- Travail à faire
**A)** Recopiez fidèlement le passage du texte sur le budget 2016 de la Nouvelle-Calédonie qui va de « Un chiffre symbolise » jusqu'à « pour l’année précédente. » inclus.
**B)** Rédigez la suite du texte consacré au budget 2016 de la Nouvelle-Calédonie, en reprenant juste après sa dernière phrase.
=== Texte fourni ===
Un chiffre symbolise à lui seul l’effort conséquent que la Nouvelle-Calédonie devra consentir pour son budget propre en 2016 : 40 milliards de dépenses au lieu de 50 milliards pour l’année précédente.

 

Le rapport de présentation du débat d’orientations budgétaires explique que le pays subit les effets de deux tendances contraires qui prennent le budget du pays en ciseaux :

 

— Une forte progression des dépenses des administrations publiques qui ont doublé en 10 ans et des dépenses de prestations sociales qui se sont accrues au rythme de 8,5% par an depuis 2000.

 

— La fin des chantiers métallurgiques et des grandes infrastructures, la stagnation des transferts de l’Etat depuis 2008, la crise des cours du nickel et la faiblesse de nos secteurs exportateurs hors nickel, autant de facteurs qui pèsent sur l’activité de notre économie.

 

Face à de tels constats, les débats du 29 octobre furent parfois vifs, parfois techniques, mais ont fini par ramener les élus calédoniens vers la réalité : nous n’avons pas su anticiper cette situation et il est temps de gérer les finances du pays avec plus de rigueur. Pour leur part, les élus UC-FLNKS ont fustigé la dilapidation des recettes fiscales exceptionnelles encaissées par le pays pendant les années 2000-2011 et le bilan de la gestion des majorités non-indépendantistes qui se sont succédées à la tête du pays jusqu’à présent…

 

Mesdames, Messieurs, chers collègues.

17 ans après la signature de l’Accord de Nouméa, moins de 3 ans avant la consultation des Calédoniens sur l’avenir institutionnel du pays, nous sommes appelés à nous prononcer sur les orientations du budget 2016 qui par bien des aspects, mérite d’être qualifié de budget de crise.
=== Matériel ===
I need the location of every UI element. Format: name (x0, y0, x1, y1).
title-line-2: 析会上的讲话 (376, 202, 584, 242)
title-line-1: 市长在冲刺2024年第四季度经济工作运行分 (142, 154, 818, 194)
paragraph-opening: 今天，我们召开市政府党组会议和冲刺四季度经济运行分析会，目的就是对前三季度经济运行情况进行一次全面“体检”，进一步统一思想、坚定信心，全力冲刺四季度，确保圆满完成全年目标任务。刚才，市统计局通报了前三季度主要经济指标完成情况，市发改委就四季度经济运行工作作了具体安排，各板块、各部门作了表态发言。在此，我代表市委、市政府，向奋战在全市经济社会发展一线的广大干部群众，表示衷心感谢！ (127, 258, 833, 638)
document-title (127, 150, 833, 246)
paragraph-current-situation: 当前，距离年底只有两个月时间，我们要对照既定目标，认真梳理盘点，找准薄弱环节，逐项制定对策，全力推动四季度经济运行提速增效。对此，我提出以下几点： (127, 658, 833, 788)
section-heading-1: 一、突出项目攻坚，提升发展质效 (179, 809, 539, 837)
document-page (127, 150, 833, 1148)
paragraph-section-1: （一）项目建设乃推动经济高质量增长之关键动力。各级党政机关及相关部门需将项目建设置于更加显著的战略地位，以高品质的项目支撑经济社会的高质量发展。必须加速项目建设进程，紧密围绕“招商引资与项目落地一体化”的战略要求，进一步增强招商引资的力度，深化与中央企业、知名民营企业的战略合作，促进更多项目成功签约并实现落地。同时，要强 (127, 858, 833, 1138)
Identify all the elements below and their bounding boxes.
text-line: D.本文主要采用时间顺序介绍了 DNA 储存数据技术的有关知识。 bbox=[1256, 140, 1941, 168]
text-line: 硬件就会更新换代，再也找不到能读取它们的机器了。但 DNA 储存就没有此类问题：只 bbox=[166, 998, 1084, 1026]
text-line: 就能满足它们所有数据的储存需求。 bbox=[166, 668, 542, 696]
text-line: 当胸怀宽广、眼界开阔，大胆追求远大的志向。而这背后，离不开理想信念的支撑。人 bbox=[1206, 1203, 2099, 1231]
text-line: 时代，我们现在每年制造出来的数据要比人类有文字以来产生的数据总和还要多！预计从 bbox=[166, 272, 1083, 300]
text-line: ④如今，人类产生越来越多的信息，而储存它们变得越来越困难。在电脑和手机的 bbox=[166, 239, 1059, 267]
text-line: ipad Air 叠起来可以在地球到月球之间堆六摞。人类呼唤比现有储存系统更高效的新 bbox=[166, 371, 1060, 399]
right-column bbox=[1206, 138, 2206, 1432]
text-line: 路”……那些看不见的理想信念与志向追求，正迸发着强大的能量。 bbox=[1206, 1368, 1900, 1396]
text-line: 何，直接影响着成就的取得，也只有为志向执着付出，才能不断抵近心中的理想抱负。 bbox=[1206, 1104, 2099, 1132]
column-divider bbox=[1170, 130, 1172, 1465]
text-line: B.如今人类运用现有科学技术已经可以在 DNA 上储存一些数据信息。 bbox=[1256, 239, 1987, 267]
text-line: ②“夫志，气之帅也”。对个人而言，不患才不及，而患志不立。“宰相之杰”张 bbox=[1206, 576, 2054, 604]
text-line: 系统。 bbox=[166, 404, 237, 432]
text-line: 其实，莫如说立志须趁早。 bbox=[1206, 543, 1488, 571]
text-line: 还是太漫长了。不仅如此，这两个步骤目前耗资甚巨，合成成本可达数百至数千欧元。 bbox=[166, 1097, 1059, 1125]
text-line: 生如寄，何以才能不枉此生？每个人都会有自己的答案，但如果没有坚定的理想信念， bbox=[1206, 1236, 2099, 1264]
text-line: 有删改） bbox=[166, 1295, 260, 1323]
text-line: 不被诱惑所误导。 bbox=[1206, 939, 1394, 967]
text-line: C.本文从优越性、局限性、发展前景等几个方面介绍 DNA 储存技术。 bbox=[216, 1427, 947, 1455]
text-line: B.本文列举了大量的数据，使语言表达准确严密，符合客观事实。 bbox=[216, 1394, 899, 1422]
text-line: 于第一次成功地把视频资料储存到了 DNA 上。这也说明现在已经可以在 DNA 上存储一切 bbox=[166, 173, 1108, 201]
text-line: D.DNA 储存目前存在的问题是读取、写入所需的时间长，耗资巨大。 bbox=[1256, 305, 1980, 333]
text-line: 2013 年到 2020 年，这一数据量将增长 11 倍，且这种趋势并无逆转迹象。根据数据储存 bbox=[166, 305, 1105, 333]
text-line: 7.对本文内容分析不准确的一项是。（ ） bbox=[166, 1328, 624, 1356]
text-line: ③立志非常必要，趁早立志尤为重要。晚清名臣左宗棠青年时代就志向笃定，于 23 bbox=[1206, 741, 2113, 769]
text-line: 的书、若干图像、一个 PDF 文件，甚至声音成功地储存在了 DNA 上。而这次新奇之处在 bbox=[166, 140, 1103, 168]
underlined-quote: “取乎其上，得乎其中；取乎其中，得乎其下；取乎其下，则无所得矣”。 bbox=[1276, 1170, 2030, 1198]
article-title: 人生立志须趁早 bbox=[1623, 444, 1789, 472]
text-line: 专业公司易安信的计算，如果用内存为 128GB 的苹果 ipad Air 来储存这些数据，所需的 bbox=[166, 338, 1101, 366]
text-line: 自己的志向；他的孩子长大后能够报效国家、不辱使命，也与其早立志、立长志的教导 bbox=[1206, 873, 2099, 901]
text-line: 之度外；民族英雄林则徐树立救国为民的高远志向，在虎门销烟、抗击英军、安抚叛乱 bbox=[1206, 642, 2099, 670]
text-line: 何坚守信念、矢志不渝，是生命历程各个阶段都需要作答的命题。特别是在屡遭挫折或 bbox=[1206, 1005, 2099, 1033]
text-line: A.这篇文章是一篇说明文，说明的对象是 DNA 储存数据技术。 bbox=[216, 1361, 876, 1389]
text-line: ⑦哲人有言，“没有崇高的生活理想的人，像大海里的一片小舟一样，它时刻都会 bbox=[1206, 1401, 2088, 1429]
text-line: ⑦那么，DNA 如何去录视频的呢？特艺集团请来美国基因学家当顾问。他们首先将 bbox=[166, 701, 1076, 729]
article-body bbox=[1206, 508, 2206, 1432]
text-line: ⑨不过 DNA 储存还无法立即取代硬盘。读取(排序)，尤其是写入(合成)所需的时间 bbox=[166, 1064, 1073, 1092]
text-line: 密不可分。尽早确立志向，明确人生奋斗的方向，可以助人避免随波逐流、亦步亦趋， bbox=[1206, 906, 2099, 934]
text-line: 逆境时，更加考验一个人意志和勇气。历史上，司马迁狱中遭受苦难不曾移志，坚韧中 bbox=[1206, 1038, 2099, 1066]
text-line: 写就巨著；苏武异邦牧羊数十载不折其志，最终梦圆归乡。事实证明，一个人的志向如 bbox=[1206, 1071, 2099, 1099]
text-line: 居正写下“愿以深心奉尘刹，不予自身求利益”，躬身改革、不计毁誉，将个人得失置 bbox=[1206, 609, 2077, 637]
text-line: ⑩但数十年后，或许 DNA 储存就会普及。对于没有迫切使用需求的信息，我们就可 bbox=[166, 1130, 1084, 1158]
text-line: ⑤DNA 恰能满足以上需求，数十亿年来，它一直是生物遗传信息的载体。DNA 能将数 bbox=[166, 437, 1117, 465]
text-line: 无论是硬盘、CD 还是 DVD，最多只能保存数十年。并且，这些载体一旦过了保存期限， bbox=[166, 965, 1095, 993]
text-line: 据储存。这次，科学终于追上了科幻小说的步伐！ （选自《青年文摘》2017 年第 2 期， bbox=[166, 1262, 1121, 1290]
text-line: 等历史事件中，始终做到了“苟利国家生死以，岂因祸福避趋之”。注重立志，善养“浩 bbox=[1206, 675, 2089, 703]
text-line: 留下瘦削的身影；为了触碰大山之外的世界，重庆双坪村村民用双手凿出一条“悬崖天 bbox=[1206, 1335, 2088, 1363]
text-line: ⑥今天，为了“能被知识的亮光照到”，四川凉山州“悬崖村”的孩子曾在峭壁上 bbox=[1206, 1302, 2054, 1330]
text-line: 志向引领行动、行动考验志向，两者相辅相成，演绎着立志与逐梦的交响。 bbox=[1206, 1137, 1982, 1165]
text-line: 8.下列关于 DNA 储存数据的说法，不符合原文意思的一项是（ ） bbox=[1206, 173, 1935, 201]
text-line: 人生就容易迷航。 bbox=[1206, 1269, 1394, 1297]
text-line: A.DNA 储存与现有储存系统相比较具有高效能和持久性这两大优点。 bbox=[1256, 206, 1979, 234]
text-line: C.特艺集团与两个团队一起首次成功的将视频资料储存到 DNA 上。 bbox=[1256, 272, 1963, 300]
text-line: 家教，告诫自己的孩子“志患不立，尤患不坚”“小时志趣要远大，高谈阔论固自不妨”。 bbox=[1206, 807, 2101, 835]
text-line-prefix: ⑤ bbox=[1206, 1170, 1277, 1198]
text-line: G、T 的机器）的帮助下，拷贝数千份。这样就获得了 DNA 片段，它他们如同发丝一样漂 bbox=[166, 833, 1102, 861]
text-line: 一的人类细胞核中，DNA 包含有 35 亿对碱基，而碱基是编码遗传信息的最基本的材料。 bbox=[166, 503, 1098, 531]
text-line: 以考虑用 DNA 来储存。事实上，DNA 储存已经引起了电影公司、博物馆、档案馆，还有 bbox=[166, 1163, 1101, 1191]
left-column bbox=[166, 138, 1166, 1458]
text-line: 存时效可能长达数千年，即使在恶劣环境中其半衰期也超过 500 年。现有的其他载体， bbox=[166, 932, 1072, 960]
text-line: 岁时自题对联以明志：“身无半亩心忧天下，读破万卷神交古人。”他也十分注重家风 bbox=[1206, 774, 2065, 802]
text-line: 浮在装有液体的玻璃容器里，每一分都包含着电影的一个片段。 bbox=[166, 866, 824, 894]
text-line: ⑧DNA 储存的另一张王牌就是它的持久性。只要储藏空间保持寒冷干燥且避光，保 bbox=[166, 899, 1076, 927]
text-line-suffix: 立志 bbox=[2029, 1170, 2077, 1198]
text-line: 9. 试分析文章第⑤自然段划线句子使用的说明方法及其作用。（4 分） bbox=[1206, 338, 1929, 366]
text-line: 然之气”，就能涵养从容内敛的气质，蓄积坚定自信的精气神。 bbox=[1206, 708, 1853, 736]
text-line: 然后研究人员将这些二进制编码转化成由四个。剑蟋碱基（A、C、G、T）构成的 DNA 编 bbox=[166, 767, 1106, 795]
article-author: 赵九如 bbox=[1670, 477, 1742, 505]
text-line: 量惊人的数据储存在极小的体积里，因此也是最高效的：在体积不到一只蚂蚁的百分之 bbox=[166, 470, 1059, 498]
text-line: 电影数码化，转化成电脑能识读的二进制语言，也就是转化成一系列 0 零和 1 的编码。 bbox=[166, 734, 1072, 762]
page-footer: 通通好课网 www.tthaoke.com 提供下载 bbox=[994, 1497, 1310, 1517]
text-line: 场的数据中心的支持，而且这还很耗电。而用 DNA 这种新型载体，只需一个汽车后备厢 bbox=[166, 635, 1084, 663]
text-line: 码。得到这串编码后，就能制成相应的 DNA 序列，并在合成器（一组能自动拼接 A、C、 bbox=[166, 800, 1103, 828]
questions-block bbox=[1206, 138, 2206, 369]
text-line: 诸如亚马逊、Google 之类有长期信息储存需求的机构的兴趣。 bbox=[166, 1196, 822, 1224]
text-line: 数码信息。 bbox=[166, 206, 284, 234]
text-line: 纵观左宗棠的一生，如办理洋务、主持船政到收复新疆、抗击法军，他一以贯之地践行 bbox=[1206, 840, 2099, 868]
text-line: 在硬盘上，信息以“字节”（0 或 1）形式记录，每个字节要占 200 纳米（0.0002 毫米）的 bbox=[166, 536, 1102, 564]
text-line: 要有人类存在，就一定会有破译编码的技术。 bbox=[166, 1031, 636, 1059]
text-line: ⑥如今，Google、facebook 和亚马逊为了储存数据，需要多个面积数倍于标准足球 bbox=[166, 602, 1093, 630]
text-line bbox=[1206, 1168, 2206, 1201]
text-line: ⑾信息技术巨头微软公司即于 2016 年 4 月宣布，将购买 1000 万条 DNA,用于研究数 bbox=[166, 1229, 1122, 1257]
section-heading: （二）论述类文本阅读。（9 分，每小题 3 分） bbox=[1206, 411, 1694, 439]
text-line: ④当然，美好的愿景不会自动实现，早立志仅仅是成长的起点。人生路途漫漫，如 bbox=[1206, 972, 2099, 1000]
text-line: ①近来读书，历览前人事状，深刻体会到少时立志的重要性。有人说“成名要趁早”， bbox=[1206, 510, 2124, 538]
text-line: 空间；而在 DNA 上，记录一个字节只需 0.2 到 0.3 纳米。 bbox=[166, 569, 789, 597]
===
- Réponses de l'exercice
**A)**
Un chiffre symbolise à lui seul l’effort conséquent que la Nouvelle-Calédonie devra consentir pour son budget propre en 2016 : 40 milliards de dépenses au lieu de 50 milliards pour l’année précédente.

**B)**
 

Sans prétendre faire une analyse exhaustive et approfondie de l’évolution économique et budgétaire du pays, nous avons le devoir de dire aux Calédoniens que cette situation aurait pu être évitée et qu’il nous revient aujourd’hui d’identifier les erreurs commises et les occasions que nous n’avons pas su saisir.

 

Ce qui est certain, c’est que nous n’accepterons pas qu’au-delà des effets de la conjoncture économique maussade, on invoque le processus d’émancipation issu de l’Accord de Nouméa pour expliquer nos difficultés budgétaires actuelles. Nous en sommes là à cause d’un mode de gestion des affaires publiques sur lequel les indépendantistes n’ont jamais eu d’influence déterminante, la conséquence du fait majoritaire.

 

Une volonté évidente de freiner l’application de l’Accord de Nouméa durant les premières années de sa mise en œuvre, une gestion « à reculons » des transferts de compétences et des réformes, l’absence totale de gestion prévisionnelle, un opportunisme électoral à courte vue sont autant de causes profondes de la situation à laquelle nous nous heurtons aujourd’hui. Ce qui nous conforte dans l’idée que la majorité en place n’a jamais et n’aura jamais l’intention de pousser les calédoniens à la responsabilisation mais au contraire de les cantonner l’éternel assistanat par l’instrumentalisation de la peur du lendemain.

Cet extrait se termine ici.